# START OF Stored data

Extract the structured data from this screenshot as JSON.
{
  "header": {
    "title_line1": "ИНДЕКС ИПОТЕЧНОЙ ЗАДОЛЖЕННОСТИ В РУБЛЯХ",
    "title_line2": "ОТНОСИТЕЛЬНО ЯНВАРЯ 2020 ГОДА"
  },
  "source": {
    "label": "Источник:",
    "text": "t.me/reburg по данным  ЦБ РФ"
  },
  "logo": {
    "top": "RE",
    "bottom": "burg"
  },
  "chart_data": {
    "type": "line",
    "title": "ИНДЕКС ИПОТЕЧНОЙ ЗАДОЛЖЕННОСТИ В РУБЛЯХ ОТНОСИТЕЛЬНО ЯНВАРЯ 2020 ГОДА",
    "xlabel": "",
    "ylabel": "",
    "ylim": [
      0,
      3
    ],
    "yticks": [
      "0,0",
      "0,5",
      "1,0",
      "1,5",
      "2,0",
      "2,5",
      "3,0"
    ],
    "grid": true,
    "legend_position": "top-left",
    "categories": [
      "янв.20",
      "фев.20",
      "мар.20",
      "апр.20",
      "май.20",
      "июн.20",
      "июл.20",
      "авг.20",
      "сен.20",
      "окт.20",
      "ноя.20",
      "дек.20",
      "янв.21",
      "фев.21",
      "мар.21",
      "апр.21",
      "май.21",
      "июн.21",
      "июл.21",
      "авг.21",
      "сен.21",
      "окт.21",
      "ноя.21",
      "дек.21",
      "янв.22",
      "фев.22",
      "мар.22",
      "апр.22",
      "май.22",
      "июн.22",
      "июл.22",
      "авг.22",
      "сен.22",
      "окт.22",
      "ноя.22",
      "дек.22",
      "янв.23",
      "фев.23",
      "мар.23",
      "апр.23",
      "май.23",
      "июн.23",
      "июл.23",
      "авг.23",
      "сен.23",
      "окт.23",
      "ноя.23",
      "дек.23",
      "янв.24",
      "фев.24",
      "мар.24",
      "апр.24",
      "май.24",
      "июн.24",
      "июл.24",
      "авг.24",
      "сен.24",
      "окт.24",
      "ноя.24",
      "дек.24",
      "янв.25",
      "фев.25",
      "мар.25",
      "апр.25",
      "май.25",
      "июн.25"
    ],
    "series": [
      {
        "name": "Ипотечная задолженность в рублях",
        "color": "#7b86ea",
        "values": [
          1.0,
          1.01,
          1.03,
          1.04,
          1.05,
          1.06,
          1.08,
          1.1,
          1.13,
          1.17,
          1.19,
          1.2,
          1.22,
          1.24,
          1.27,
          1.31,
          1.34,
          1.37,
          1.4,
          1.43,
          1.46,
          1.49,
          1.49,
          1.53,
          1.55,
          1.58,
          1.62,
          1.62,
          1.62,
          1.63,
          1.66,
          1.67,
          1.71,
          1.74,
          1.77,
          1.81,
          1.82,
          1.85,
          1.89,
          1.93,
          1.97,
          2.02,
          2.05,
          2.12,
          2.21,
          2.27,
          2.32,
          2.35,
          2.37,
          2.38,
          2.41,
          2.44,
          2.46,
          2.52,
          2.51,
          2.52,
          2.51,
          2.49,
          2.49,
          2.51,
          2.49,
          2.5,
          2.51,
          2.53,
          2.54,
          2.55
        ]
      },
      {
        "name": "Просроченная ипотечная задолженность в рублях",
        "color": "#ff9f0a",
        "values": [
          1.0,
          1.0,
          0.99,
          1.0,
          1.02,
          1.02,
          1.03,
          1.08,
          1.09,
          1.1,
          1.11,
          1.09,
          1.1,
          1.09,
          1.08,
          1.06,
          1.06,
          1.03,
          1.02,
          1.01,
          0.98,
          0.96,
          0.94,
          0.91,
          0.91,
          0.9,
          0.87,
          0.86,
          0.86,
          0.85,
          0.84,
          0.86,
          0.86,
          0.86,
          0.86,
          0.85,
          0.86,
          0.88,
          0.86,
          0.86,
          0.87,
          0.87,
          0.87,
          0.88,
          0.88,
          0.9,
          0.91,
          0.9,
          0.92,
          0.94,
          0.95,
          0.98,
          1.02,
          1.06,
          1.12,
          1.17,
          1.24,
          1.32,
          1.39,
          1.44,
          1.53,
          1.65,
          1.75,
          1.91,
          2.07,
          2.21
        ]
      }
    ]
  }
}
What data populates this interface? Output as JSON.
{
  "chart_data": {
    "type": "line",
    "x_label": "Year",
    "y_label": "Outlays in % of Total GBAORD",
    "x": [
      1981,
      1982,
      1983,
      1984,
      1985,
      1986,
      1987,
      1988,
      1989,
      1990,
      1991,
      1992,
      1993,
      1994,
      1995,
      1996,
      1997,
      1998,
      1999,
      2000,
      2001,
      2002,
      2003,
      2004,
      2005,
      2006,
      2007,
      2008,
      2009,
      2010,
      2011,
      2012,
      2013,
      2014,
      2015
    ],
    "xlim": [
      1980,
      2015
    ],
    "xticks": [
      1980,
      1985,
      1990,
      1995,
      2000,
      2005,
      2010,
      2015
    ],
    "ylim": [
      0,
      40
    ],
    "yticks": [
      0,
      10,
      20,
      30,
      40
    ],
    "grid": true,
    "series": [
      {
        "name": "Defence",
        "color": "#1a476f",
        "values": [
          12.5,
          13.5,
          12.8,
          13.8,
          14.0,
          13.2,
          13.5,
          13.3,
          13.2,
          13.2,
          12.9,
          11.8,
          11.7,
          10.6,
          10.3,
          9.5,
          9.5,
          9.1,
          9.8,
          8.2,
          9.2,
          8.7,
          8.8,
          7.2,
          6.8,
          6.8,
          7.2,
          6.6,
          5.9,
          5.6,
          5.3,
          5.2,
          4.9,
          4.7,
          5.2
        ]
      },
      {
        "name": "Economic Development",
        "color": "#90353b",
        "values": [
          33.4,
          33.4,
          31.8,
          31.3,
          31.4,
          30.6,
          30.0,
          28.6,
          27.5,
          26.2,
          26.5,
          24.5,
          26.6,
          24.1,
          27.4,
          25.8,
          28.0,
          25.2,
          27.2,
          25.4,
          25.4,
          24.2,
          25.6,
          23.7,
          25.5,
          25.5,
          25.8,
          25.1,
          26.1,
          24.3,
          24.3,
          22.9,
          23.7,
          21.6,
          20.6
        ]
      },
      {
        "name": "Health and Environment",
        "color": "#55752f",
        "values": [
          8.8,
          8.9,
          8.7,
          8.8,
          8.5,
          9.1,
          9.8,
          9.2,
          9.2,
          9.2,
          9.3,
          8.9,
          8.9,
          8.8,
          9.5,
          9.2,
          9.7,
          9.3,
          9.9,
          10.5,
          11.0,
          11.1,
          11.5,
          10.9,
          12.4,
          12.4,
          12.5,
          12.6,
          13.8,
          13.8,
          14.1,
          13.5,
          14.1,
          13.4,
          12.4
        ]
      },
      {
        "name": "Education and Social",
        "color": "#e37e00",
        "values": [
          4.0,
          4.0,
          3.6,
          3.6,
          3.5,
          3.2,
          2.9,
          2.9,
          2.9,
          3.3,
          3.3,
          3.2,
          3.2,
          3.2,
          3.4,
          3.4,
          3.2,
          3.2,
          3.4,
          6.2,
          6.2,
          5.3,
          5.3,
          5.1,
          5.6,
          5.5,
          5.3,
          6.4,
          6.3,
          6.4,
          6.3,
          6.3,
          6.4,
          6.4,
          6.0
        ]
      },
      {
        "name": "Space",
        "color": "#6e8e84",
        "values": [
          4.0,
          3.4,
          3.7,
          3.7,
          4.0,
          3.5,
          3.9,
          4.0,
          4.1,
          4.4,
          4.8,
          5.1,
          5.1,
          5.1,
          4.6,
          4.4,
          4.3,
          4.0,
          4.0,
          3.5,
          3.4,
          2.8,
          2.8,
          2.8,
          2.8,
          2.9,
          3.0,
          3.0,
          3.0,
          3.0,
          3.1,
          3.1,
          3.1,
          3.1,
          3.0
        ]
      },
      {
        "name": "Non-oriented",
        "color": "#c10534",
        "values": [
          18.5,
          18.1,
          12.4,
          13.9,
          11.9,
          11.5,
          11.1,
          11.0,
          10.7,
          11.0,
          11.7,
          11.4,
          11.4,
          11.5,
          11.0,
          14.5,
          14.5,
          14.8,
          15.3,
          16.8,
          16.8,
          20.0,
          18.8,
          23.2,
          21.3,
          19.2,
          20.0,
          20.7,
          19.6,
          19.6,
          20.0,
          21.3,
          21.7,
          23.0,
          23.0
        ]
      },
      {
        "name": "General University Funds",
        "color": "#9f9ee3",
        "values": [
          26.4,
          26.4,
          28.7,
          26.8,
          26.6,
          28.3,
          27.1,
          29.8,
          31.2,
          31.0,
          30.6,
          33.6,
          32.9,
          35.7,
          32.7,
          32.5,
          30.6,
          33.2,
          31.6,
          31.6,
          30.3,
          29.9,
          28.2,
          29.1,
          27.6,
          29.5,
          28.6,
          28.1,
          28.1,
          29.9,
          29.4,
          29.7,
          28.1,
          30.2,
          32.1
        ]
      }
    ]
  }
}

# END OF Stored data

• **Problem requirements**:
From the entries above, list each line with "ГОДА" in it.

• **Exercise response**:
    "title_line2": "ОТНОСИТЕЛЬНО ЯНВАРЯ 2020 ГОДА"
    "title": "ИНДЕКС ИПОТЕЧНОЙ ЗАДОЛЖЕННОСТИ В РУБЛЯХ ОТНОСИТЕЛЬНО ЯНВАРЯ 2020 ГОДА",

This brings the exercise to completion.